** start of Supplied entries **

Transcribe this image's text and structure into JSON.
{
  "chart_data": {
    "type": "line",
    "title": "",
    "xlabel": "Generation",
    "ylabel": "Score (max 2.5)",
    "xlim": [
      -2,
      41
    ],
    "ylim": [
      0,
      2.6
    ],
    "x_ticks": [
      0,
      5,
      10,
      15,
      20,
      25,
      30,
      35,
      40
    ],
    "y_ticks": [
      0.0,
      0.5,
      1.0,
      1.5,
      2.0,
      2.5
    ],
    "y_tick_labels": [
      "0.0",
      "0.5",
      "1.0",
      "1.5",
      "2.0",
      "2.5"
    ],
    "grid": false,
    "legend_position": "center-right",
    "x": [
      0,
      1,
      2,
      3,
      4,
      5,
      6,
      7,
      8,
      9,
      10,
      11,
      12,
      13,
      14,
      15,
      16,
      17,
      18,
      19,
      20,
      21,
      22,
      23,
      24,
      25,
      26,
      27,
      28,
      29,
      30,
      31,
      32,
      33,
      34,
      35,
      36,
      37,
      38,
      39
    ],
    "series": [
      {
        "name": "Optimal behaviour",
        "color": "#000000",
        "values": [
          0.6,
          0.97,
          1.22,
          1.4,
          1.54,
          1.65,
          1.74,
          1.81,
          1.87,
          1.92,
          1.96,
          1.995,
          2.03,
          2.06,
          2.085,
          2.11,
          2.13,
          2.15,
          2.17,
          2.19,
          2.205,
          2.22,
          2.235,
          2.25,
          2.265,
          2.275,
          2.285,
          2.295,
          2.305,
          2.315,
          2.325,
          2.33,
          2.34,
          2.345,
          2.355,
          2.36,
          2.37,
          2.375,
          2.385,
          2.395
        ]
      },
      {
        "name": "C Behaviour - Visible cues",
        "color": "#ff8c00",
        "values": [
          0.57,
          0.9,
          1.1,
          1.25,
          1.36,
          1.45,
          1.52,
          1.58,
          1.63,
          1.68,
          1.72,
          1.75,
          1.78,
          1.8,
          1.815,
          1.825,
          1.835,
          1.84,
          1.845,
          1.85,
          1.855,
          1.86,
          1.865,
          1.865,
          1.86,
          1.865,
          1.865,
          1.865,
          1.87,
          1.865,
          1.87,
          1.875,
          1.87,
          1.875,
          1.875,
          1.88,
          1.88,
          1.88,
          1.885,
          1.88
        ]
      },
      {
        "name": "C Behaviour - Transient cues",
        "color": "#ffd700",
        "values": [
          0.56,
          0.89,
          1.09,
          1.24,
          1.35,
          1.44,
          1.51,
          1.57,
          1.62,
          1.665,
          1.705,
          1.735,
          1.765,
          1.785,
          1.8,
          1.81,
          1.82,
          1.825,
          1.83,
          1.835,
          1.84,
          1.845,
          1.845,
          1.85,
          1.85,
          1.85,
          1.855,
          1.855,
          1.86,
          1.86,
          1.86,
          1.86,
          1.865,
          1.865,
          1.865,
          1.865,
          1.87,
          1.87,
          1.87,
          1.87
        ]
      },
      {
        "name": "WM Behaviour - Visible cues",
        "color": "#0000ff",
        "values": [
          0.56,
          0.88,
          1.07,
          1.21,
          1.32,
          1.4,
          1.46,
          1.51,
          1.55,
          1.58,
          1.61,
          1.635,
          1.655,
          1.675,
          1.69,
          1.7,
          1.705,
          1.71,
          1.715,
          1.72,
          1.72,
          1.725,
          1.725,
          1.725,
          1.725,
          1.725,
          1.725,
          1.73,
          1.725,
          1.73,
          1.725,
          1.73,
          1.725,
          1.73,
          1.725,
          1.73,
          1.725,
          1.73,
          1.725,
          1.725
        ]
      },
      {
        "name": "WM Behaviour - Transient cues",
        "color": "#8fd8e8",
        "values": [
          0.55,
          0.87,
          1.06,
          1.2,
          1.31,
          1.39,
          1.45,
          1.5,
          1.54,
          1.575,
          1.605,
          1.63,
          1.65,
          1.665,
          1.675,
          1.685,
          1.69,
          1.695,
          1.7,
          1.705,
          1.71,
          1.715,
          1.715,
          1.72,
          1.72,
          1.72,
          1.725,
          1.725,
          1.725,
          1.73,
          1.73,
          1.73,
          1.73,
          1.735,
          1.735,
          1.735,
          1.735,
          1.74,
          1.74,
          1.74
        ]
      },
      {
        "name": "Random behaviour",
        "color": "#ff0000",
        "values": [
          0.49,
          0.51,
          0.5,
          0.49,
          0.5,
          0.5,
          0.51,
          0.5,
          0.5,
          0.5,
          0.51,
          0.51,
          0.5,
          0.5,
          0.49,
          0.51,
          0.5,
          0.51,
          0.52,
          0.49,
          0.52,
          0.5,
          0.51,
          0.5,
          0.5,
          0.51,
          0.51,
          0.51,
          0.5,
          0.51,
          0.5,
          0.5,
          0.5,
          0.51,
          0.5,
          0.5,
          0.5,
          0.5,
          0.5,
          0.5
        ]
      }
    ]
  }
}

** end of Supplied entries **

Exercise prompt.
Every line above that contains the word "Transient" should be reported.

Answer below.
        "name": "C Behaviour - Transient cues",
        "name": "WM Behaviour - Transient cues",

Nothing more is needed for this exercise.